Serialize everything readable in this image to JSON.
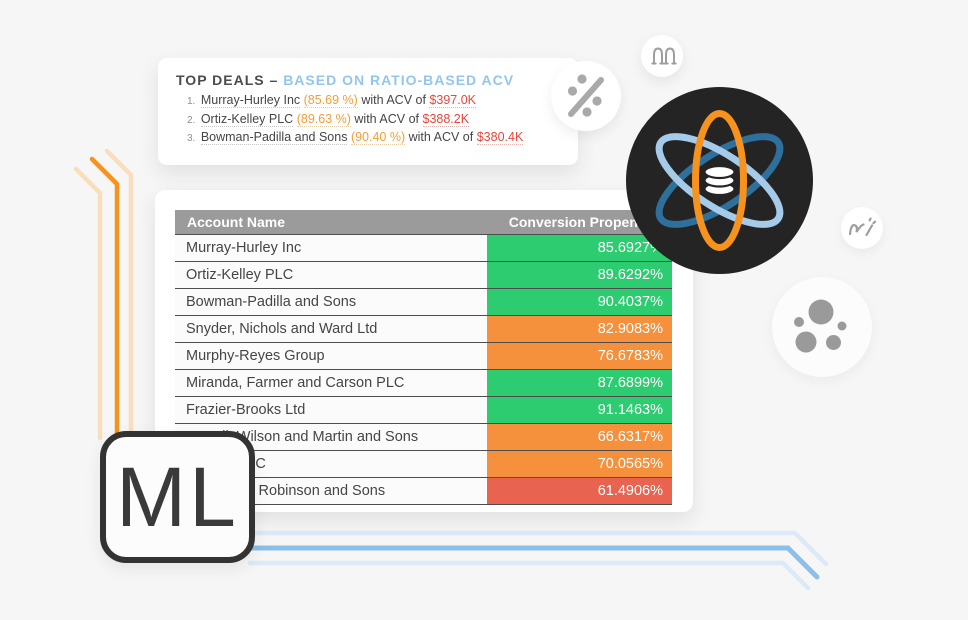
{
  "colors": {
    "background": "#F6F6F7",
    "status_green": "#2ECC71",
    "status_orange": "#F5913D",
    "status_red": "#E86450",
    "accent_orange_line": "#F6921E",
    "pale_orange_line": "#F9DEBC",
    "accent_blue_line": "#8BBFE7",
    "pale_blue_line": "#DCE9F6",
    "title_blue": "#93C6EC",
    "deal_pct_orange": "#F59D33",
    "deal_acv_red": "#E5473B",
    "table_header_gray": "#9B9B9B",
    "logo_circle_dark": "#242424",
    "logo_orbit_orange": "#F6921E",
    "logo_orbit_light_blue": "#A5CBE9",
    "logo_orbit_dark_blue": "#2F6F9B"
  },
  "icons": {
    "percent": "percent-icon",
    "double_arch": "double-arch-icon",
    "scribble": "scribble-icon",
    "cluster": "cluster-dots-icon",
    "logo": "atom-database-logo",
    "database": "database-icon"
  },
  "top_deals_card": {
    "title_primary": "TOP DEALS –",
    "title_secondary": "BASED ON RATIO-BASED ACV",
    "items": [
      {
        "rank": "1.",
        "name": "Murray-Hurley Inc",
        "pct": "(85.69 %)",
        "connector": "with ACV of",
        "acv": "$397.0K"
      },
      {
        "rank": "2.",
        "name": "Ortiz-Kelley PLC",
        "pct": "(89.63 %)",
        "connector": "with ACV of",
        "acv": "$388.2K"
      },
      {
        "rank": "3.",
        "name": "Bowman-Padilla and Sons",
        "pct": "(90.40 %)",
        "connector": "with ACV of",
        "acv": "$380.4K"
      }
    ]
  },
  "table": {
    "columns": [
      "Account Name",
      "Conversion Propensity"
    ],
    "rows": [
      {
        "name": "Murray-Hurley Inc",
        "value": "85.6927%",
        "level": "green"
      },
      {
        "name": "Ortiz-Kelley PLC",
        "value": "89.6292%",
        "level": "green"
      },
      {
        "name": "Bowman-Padilla and Sons",
        "value": "90.4037%",
        "level": "green"
      },
      {
        "name": "Snyder, Nichols and Ward Ltd",
        "value": "82.9083%",
        "level": "orange"
      },
      {
        "name": "Murphy-Reyes Group",
        "value": "76.6783%",
        "level": "orange"
      },
      {
        "name": "Miranda, Farmer and Carson PLC",
        "value": "87.6899%",
        "level": "green"
      },
      {
        "name": "Frazier-Brooks Ltd",
        "value": "91.1463%",
        "level": "green"
      },
      {
        "name": "Carroll, Wilson and Martin and Sons",
        "value": "66.6317%",
        "level": "orange"
      },
      {
        "name": "Monroe LLC",
        "value": "70.0565%",
        "level": "orange"
      },
      {
        "name": "Carter and Robinson and Sons",
        "value": "61.4906%",
        "level": "red"
      }
    ]
  },
  "ml_badge": {
    "label": "ML"
  }
}
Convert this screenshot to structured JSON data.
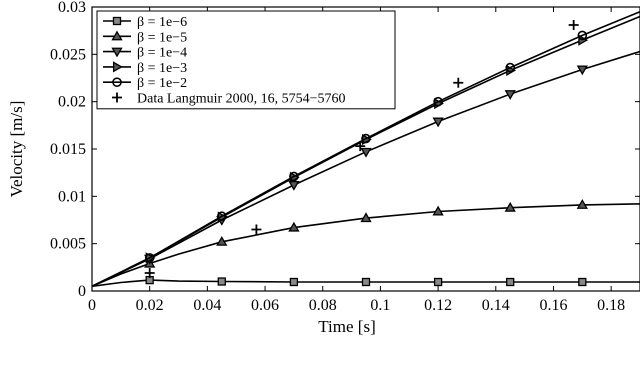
{
  "chart_data": {
    "type": "line",
    "xlabel": "Time [s]",
    "ylabel": "Velocity [m/s]",
    "xlim": [
      0,
      0.19
    ],
    "ylim": [
      0,
      0.03
    ],
    "xticks": [
      0,
      0.02,
      0.04,
      0.06,
      0.08,
      0.1,
      0.12,
      0.14,
      0.16,
      0.18
    ],
    "xtick_labels": [
      "0",
      "0.02",
      "0.04",
      "0.06",
      "0.08",
      "0.1",
      "0.12",
      "0.14",
      "0.16",
      "0.18"
    ],
    "yticks": [
      0,
      0.005,
      0.01,
      0.015,
      0.02,
      0.025,
      0.03
    ],
    "ytick_labels": [
      "0",
      "0.005",
      "0.01",
      "0.015",
      "0.02",
      "0.025",
      "0.03"
    ],
    "grid": false,
    "legend_position": "top-left",
    "series": [
      {
        "name": "β = 1e−6",
        "marker": "square",
        "line": true,
        "curve_x": [
          0,
          0.01,
          0.02,
          0.03,
          0.045,
          0.07,
          0.095,
          0.12,
          0.145,
          0.17,
          0.19
        ],
        "curve_y": [
          0.0005,
          0.0009,
          0.00115,
          0.00105,
          0.001,
          0.00095,
          0.00095,
          0.00095,
          0.00095,
          0.00095,
          0.00095
        ],
        "x": [
          0.02,
          0.045,
          0.07,
          0.095,
          0.12,
          0.145,
          0.17
        ],
        "y": [
          0.00115,
          0.001,
          0.00095,
          0.00095,
          0.00095,
          0.00095,
          0.00095
        ]
      },
      {
        "name": "β = 1e−5",
        "marker": "triangle-up",
        "line": true,
        "curve_x": [
          0,
          0.01,
          0.02,
          0.03,
          0.045,
          0.07,
          0.095,
          0.12,
          0.145,
          0.17,
          0.19
        ],
        "curve_y": [
          0.0005,
          0.0018,
          0.0029,
          0.0039,
          0.0052,
          0.0067,
          0.0077,
          0.0084,
          0.0088,
          0.0091,
          0.0092
        ],
        "x": [
          0.02,
          0.045,
          0.07,
          0.095,
          0.12,
          0.145,
          0.17
        ],
        "y": [
          0.0029,
          0.0052,
          0.0067,
          0.0077,
          0.0084,
          0.0088,
          0.0091
        ]
      },
      {
        "name": "β = 1e−4",
        "marker": "triangle-down",
        "line": true,
        "curve_x": [
          0,
          0.02,
          0.045,
          0.07,
          0.095,
          0.12,
          0.145,
          0.17,
          0.19
        ],
        "curve_y": [
          0.0005,
          0.0034,
          0.0075,
          0.0112,
          0.0147,
          0.0179,
          0.0208,
          0.0234,
          0.0253
        ],
        "x": [
          0.02,
          0.045,
          0.07,
          0.095,
          0.12,
          0.145,
          0.17
        ],
        "y": [
          0.0034,
          0.0075,
          0.0112,
          0.0147,
          0.0179,
          0.0208,
          0.0234
        ]
      },
      {
        "name": "β = 1e−3",
        "marker": "triangle-right",
        "line": true,
        "curve_x": [
          0,
          0.02,
          0.045,
          0.07,
          0.095,
          0.12,
          0.145,
          0.17,
          0.19
        ],
        "curve_y": [
          0.0005,
          0.0035,
          0.0078,
          0.012,
          0.016,
          0.0198,
          0.0233,
          0.0265,
          0.029
        ],
        "x": [
          0.02,
          0.045,
          0.07,
          0.095,
          0.12,
          0.145,
          0.17
        ],
        "y": [
          0.0035,
          0.0078,
          0.012,
          0.016,
          0.0198,
          0.0233,
          0.0265
        ]
      },
      {
        "name": "β = 1e−2",
        "marker": "circle",
        "line": true,
        "curve_x": [
          0,
          0.02,
          0.045,
          0.07,
          0.095,
          0.12,
          0.145,
          0.17,
          0.19
        ],
        "curve_y": [
          0.0005,
          0.0035,
          0.0079,
          0.0121,
          0.0161,
          0.02,
          0.0236,
          0.027,
          0.0295
        ],
        "x": [
          0.02,
          0.045,
          0.07,
          0.095,
          0.12,
          0.145,
          0.17
        ],
        "y": [
          0.0035,
          0.0079,
          0.0121,
          0.0161,
          0.02,
          0.0236,
          0.027
        ]
      },
      {
        "name": "Data Langmuir 2000, 16, 5754−5760",
        "marker": "plus",
        "line": false,
        "x": [
          0.02,
          0.057,
          0.093,
          0.127,
          0.167
        ],
        "y": [
          0.0019,
          0.0065,
          0.0153,
          0.022,
          0.0281
        ]
      }
    ]
  }
}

· · · · ·

THE TASK => Restate the data above word for word. Do not include the images.

RESPONSE TO THE EXERCISE =>
Serialize everything readable in this image to JSON.
{
  "colors": {
    "background": "#F6F6F7",
    "status_green": "#2ECC71",
    "status_orange": "#F5913D",
    "status_red": "#E86450",
    "accent_orange_line": "#F6921E",
    "pale_orange_line": "#F9DEBC",
    "accent_blue_line": "#8BBFE7",
    "pale_blue_line": "#DCE9F6",
    "title_blue": "#93C6EC",
    "deal_pct_orange": "#F59D33",
    "deal_acv_red": "#E5473B",
    "table_header_gray": "#9B9B9B",
    "logo_circle_dark": "#242424",
    "logo_orbit_orange": "#F6921E",
    "logo_orbit_light_blue": "#A5CBE9",
    "logo_orbit_dark_blue": "#2F6F9B"
  },
  "icons": {
    "percent": "percent-icon",
    "double_arch": "double-arch-icon",
    "scribble": "scribble-icon",
    "cluster": "cluster-dots-icon",
    "logo": "atom-database-logo",
    "database": "database-icon"
  },
  "top_deals_card": {
    "title_primary": "TOP DEALS –",
    "title_secondary": "BASED ON RATIO-BASED ACV",
    "items": [
      {
        "rank": "1.",
        "name": "Murray-Hurley Inc",
        "pct": "(85.69 %)",
        "connector": "with ACV of",
        "acv": "$397.0K"
      },
      {
        "rank": "2.",
        "name": "Ortiz-Kelley PLC",
        "pct": "(89.63 %)",
        "connector": "with ACV of",
        "acv": "$388.2K"
      },
      {
        "rank": "3.",
        "name": "Bowman-Padilla and Sons",
        "pct": "(90.40 %)",
        "connector": "with ACV of",
        "acv": "$380.4K"
      }
    ]
  },
  "table": {
    "columns": [
      "Account Name",
      "Conversion Propensity"
    ],
    "rows": [
      {
        "name": "Murray-Hurley Inc",
        "value": "85.6927%",
        "level": "green"
      },
      {
        "name": "Ortiz-Kelley PLC",
        "value": "89.6292%",
        "level": "green"
      },
      {
        "name": "Bowman-Padilla and Sons",
        "value": "90.4037%",
        "level": "green"
      },
      {
        "name": "Snyder, Nichols and Ward Ltd",
        "value": "82.9083%",
        "level": "orange"
      },
      {
        "name": "Murphy-Reyes Group",
        "value": "76.6783%",
        "level": "orange"
      },
      {
        "name": "Miranda, Farmer and Carson PLC",
        "value": "87.6899%",
        "level": "green"
      },
      {
        "name": "Frazier-Brooks Ltd",
        "value": "91.1463%",
        "level": "green"
      },
      {
        "name": "Carroll, Wilson and Martin and Sons",
        "value": "66.6317%",
        "level": "orange"
      },
      {
        "name": "Monroe LLC",
        "value": "70.0565%",
        "level": "orange"
      },
      {
        "name": "Carter and Robinson and Sons",
        "value": "61.4906%",
        "level": "red"
      }
    ]
  },
  "ml_badge": {
    "label": "ML"
  }
}
Convert this screenshot to structured JSON data.
{
  "chart_data": {
    "type": "line",
    "xlabel": "Time [s]",
    "ylabel": "Velocity [m/s]",
    "xlim": [
      0,
      0.19
    ],
    "ylim": [
      0,
      0.03
    ],
    "xticks": [
      0,
      0.02,
      0.04,
      0.06,
      0.08,
      0.1,
      0.12,
      0.14,
      0.16,
      0.18
    ],
    "xtick_labels": [
      "0",
      "0.02",
      "0.04",
      "0.06",
      "0.08",
      "0.1",
      "0.12",
      "0.14",
      "0.16",
      "0.18"
    ],
    "yticks": [
      0,
      0.005,
      0.01,
      0.015,
      0.02,
      0.025,
      0.03
    ],
    "ytick_labels": [
      "0",
      "0.005",
      "0.01",
      "0.015",
      "0.02",
      "0.025",
      "0.03"
    ],
    "grid": false,
    "legend_position": "top-left",
    "series": [
      {
        "name": "β = 1e−6",
        "marker": "square",
        "line": true,
        "curve_x": [
          0,
          0.01,
          0.02,
          0.03,
          0.045,
          0.07,
          0.095,
          0.12,
          0.145,
          0.17,
          0.19
        ],
        "curve_y": [
          0.0005,
          0.0009,
          0.00115,
          0.00105,
          0.001,
          0.00095,
          0.00095,
          0.00095,
          0.00095,
          0.00095,
          0.00095
        ],
        "x": [
          0.02,
          0.045,
          0.07,
          0.095,
          0.12,
          0.145,
          0.17
        ],
        "y": [
          0.00115,
          0.001,
          0.00095,
          0.00095,
          0.00095,
          0.00095,
          0.00095
        ]
      },
      {
        "name": "β = 1e−5",
        "marker": "triangle-up",
        "line": true,
        "curve_x": [
          0,
          0.01,
          0.02,
          0.03,
          0.045,
          0.07,
          0.095,
          0.12,
          0.145,
          0.17,
          0.19
        ],
        "curve_y": [
          0.0005,
          0.0018,
          0.0029,
          0.0039,
          0.0052,
          0.0067,
          0.0077,
          0.0084,
          0.0088,
          0.0091,
          0.0092
        ],
        "x": [
          0.02,
          0.045,
          0.07,
          0.095,
          0.12,
          0.145,
          0.17
        ],
        "y": [
          0.0029,
          0.0052,
          0.0067,
          0.0077,
          0.0084,
          0.0088,
          0.0091
        ]
      },
      {
        "name": "β = 1e−4",
        "marker": "triangle-down",
        "line": true,
        "curve_x": [
          0,
          0.02,
          0.045,
          0.07,
          0.095,
          0.12,
          0.145,
          0.17,
          0.19
        ],
        "curve_y": [
          0.0005,
          0.0034,
          0.0075,
          0.0112,
          0.0147,
          0.0179,
          0.0208,
          0.0234,
          0.0253
        ],
        "x": [
          0.02,
          0.045,
          0.07,
          0.095,
          0.12,
          0.145,
          0.17
        ],
        "y": [
          0.0034,
          0.0075,
          0.0112,
          0.0147,
          0.0179,
          0.0208,
          0.0234
        ]
      },
      {
        "name": "β = 1e−3",
        "marker": "triangle-right",
        "line": true,
        "curve_x": [
          0,
          0.02,
          0.045,
          0.07,
          0.095,
          0.12,
          0.145,
          0.17,
          0.19
        ],
        "curve_y": [
          0.0005,
          0.0035,
          0.0078,
          0.012,
          0.016,
          0.0198,
          0.0233,
          0.0265,
          0.029
        ],
        "x": [
          0.02,
          0.045,
          0.07,
          0.095,
          0.12,
          0.145,
          0.17
        ],
        "y": [
          0.0035,
          0.0078,
          0.012,
          0.016,
          0.0198,
          0.0233,
          0.0265
        ]
      },
      {
        "name": "β = 1e−2",
        "marker": "circle",
        "line": true,
        "curve_x": [
          0,
          0.02,
          0.045,
          0.07,
          0.095,
          0.12,
          0.145,
          0.17,
          0.19
        ],
        "curve_y": [
          0.0005,
          0.0035,
          0.0079,
          0.0121,
          0.0161,
          0.02,
          0.0236,
          0.027,
          0.0295
        ],
        "x": [
          0.02,
          0.045,
          0.07,
          0.095,
          0.12,
          0.145,
          0.17
        ],
        "y": [
          0.0035,
          0.0079,
          0.0121,
          0.0161,
          0.02,
          0.0236,
          0.027
        ]
      },
      {
        "name": "Data Langmuir 2000, 16, 5754−5760",
        "marker": "plus",
        "line": false,
        "x": [
          0.02,
          0.057,
          0.093,
          0.127,
          0.167
        ],
        "y": [
          0.0019,
          0.0065,
          0.0153,
          0.022,
          0.0281
        ]
      }
    ]
  }
}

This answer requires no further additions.